§ **DATA FOR THIS EXERCISE**:
=====

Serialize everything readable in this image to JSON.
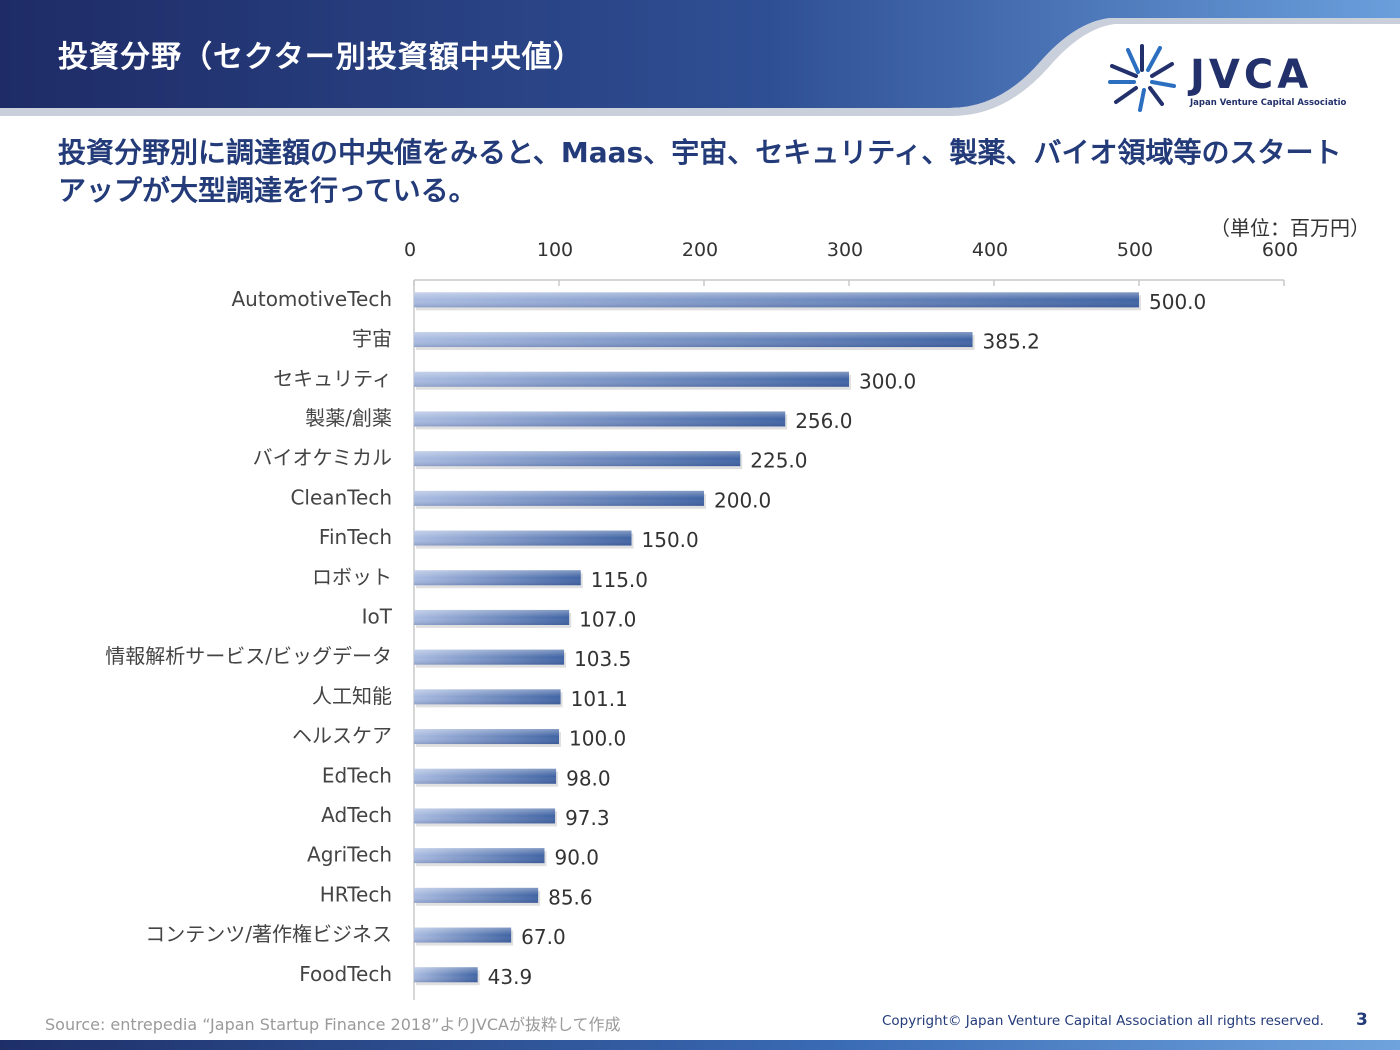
{
  "header": {
    "title": "投資分野（セクター別投資額中央値）",
    "logo_text": "JVCA",
    "logo_subtext": "Japan Venture Capital Associatio"
  },
  "subtitle": "投資分野別に調達額の中央値をみると、Maas、宇宙、セキュリティ、製薬、バイオ領域等のスタートアップが大型調達を行っている。",
  "unit_label": "（単位：百万円）",
  "footer": {
    "source": "Source: entrepedia “Japan Startup Finance 2018”よりJVCAが抜粋して作成",
    "copyright": "Copyright© Japan Venture Capital Association all rights reserved.",
    "page_number": "3"
  },
  "colors": {
    "header_dark": "#1e2b66",
    "header_light": "#5f95d4",
    "bar_light": "#a9bbe0",
    "bar_dark": "#3f63a3",
    "title_text": "#243b7a"
  },
  "chart_data": {
    "type": "bar",
    "orientation": "horizontal",
    "title": "",
    "xlabel": "",
    "ylabel": "",
    "xlim": [
      0,
      600
    ],
    "ticks": [
      0,
      100,
      200,
      300,
      400,
      500,
      600
    ],
    "grid": false,
    "categories": [
      "AutomotiveTech",
      "宇宙",
      "セキュリティ",
      "製薬/創薬",
      "バイオケミカル",
      "CleanTech",
      "FinTech",
      "ロボット",
      "IoT",
      "情報解析サービス/ビッグデータ",
      "人工知能",
      "ヘルスケア",
      "EdTech",
      "AdTech",
      "AgriTech",
      "HRTech",
      "コンテンツ/著作権ビジネス",
      "FoodTech"
    ],
    "values": [
      500.0,
      385.2,
      300.0,
      256.0,
      225.0,
      200.0,
      150.0,
      115.0,
      107.0,
      103.5,
      101.1,
      100.0,
      98.0,
      97.3,
      90.0,
      85.6,
      67.0,
      43.9
    ],
    "value_labels": [
      "500.0",
      "385.2",
      "300.0",
      "256.0",
      "225.0",
      "200.0",
      "150.0",
      "115.0",
      "107.0",
      "103.5",
      "101.1",
      "100.0",
      "98.0",
      "97.3",
      "90.0",
      "85.6",
      "67.0",
      "43.9"
    ]
  }
}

=====

§ **WRITTEN PROBLEM**: Find every line in the records above that holds the word "セキュリティ", and copy each one.

§ **EXERCISE RESULT**:
  "subtitle": "投資分野別に調達額の中央値をみると、Maas、宇宙、セキュリティ、製薬、バイオ領域等のスタートアップが大型調達を行っている。",
      "セキュリティ",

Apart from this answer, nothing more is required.